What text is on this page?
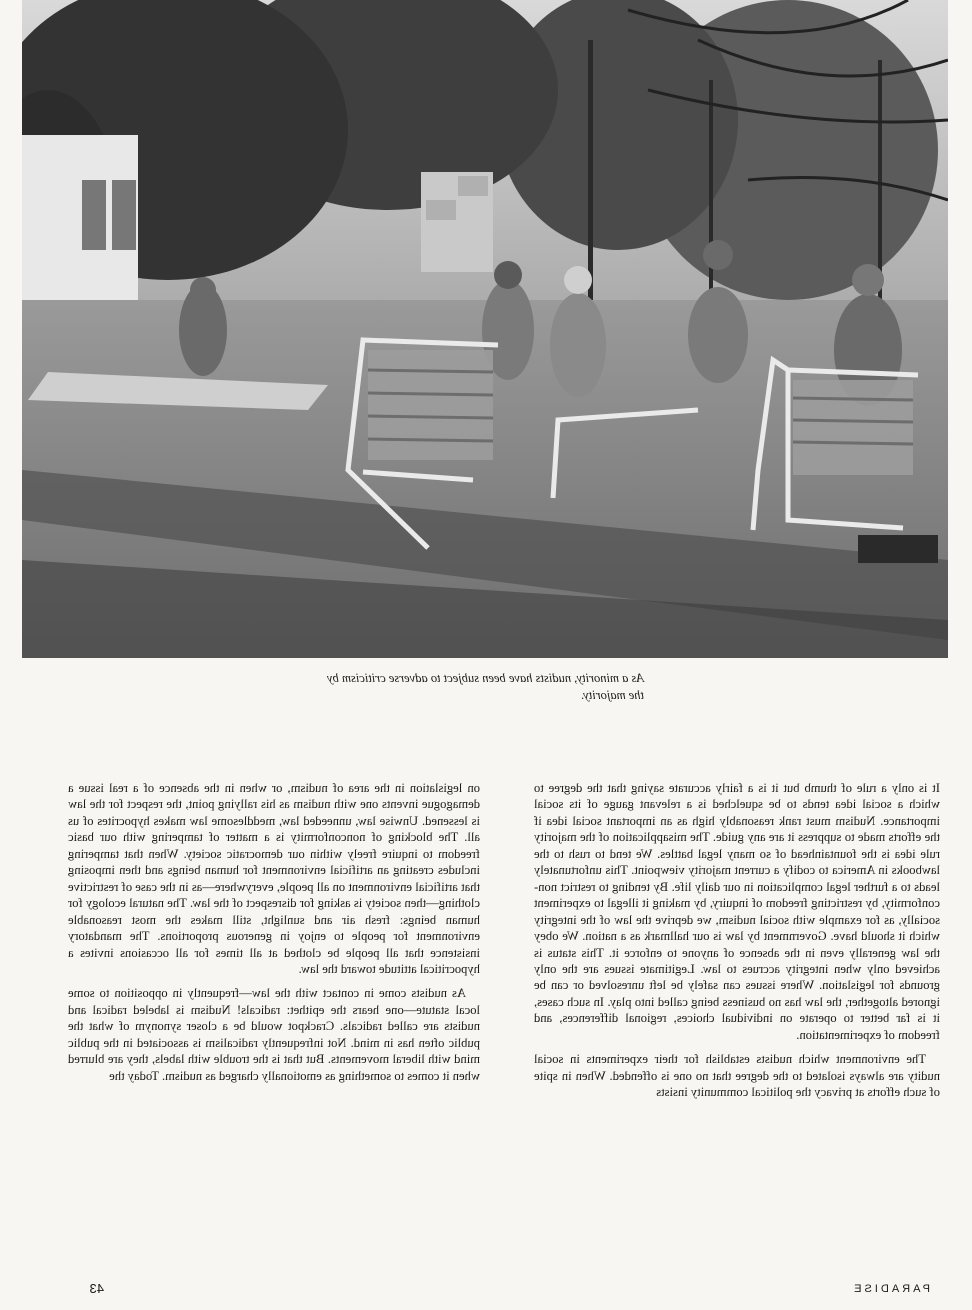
As a minority, nudists have been subject to adverse criticism by the majority.

It is only a rule of thumb but it is a fairly accurate saying that the degree to which a social idea tends to be squelched is a relevant gauge of its social importance. Nudism must rank reasonably high as an important social idea if the efforts made to suppress it are any guide. The misapplication of the majority rule idea is the fountainhead of so many legal battles. We tend to rush to the lawbooks in America to codify a current majority viewpoint. This unfortunately leads to a further legal complication in our daily life. By tending to restrict non-conformity, by restricting freedom of inquiry, by making it illegal to experiment socially, as for example with social nudism, we deprive the law of the integrity which it should have. Government by law is our hallmark as a nation. We obey the law generally even in the absence of anyone to enforce it. This status is achieved only when integrity accrues to law. Legitimate issues are the only grounds for legislation. Where issues can safely be left unresolved or can be ignored altogether, the law has no business being called into play. In such cases, it is far better to operate on individual choices, regional differences, and freedom of experimentation.

The environment which nudists establish for their experiments in social nudity are always isolated to the degree that no one is offended. When in spite of such efforts at privacy the political community insists

on legislation in the area of nudism, or when in the absence of a real issue a demagogue invents one with nudism as his rallying point, the respect for the law is lessened. Unwise law, unneeded law, meddlesome law makes hypocrites of us all. The blocking of nonconformity is a matter of tampering with our basic freedom to inquire freely within our democratic society. When that tampering includes creating an artificial environment for human beings and then imposing that artificial environment on all people, everywhere—as in the case of restrictive clothing—then society is asking for disrespect of the law. The natural ecology for human beings: fresh air and sunlight, still makes the most reasonable environment for people to enjoy in generous proportions. The mandatory insistence that all people be clothed at all times for all occasions invites a hypocritical attitude toward the law.

As nudists come in contact with the law—frequently in opposition to some local statute—one hears the epithet: radicals! Nudism is labeled radical and nudists are called radicals. Crackpot would be a closer synonym of what the public often has in mind. Not infrequently radicalism is associated in the public mind with liberal movements. But that is the trouble with labels, they are blurred when it comes to something as emotionally charged as nudism. Today the

PARADISE
43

○ ○ ○ ○ ○ ○ ○

Transcribe the listing in full and omit the pictures.

__SOLUTION FOR THIS EXERCISE__:
What text is on this page?
As a minority, nudists have been subject to adverse criticism by the majority.

It is only a rule of thumb but it is a fairly accurate saying that the degree to which a social idea tends to be squelched is a relevant gauge of its social importance. Nudism must rank reasonably high as an important social idea if the efforts made to suppress it are any guide. The misapplication of the majority rule idea is the fountainhead of so many legal battles. We tend to rush to the lawbooks in America to codify a current majority viewpoint. This unfortunately leads to a further legal complication in our daily life. By tending to restrict non-conformity, by restricting freedom of inquiry, by making it illegal to experiment socially, as for example with social nudism, we deprive the law of the integrity which it should have. Government by law is our hallmark as a nation. We obey the law generally even in the absence of anyone to enforce it. This status is achieved only when integrity accrues to law. Legitimate issues are the only grounds for legislation. Where issues can safely be left unresolved or can be ignored altogether, the law has no business being called into play. In such cases, it is far better to operate on individual choices, regional differences, and freedom of experimentation.

The environment which nudists establish for their experiments in social nudity are always isolated to the degree that no one is offended. When in spite of such efforts at privacy the political community insists

on legislation in the area of nudism, or when in the absence of a real issue a demagogue invents one with nudism as his rallying point, the respect for the law is lessened. Unwise law, unneeded law, meddlesome law makes hypocrites of us all. The blocking of nonconformity is a matter of tampering with our basic freedom to inquire freely within our democratic society. When that tampering includes creating an artificial environment for human beings and then imposing that artificial environment on all people, everywhere—as in the case of restrictive clothing—then society is asking for disrespect of the law. The natural ecology for human beings: fresh air and sunlight, still makes the most reasonable environment for people to enjoy in generous proportions. The mandatory insistence that all people be clothed at all times for all occasions invites a hypocritical attitude toward the law.

As nudists come in contact with the law—frequently in opposition to some local statute—one hears the epithet: radicals! Nudism is labeled radical and nudists are called radicals. Crackpot would be a closer synonym of what the public often has in mind. Not infrequently radicalism is associated in the public mind with liberal movements. But that is the trouble with labels, they are blurred when it comes to something as emotionally charged as nudism. Today the

PARADISE
43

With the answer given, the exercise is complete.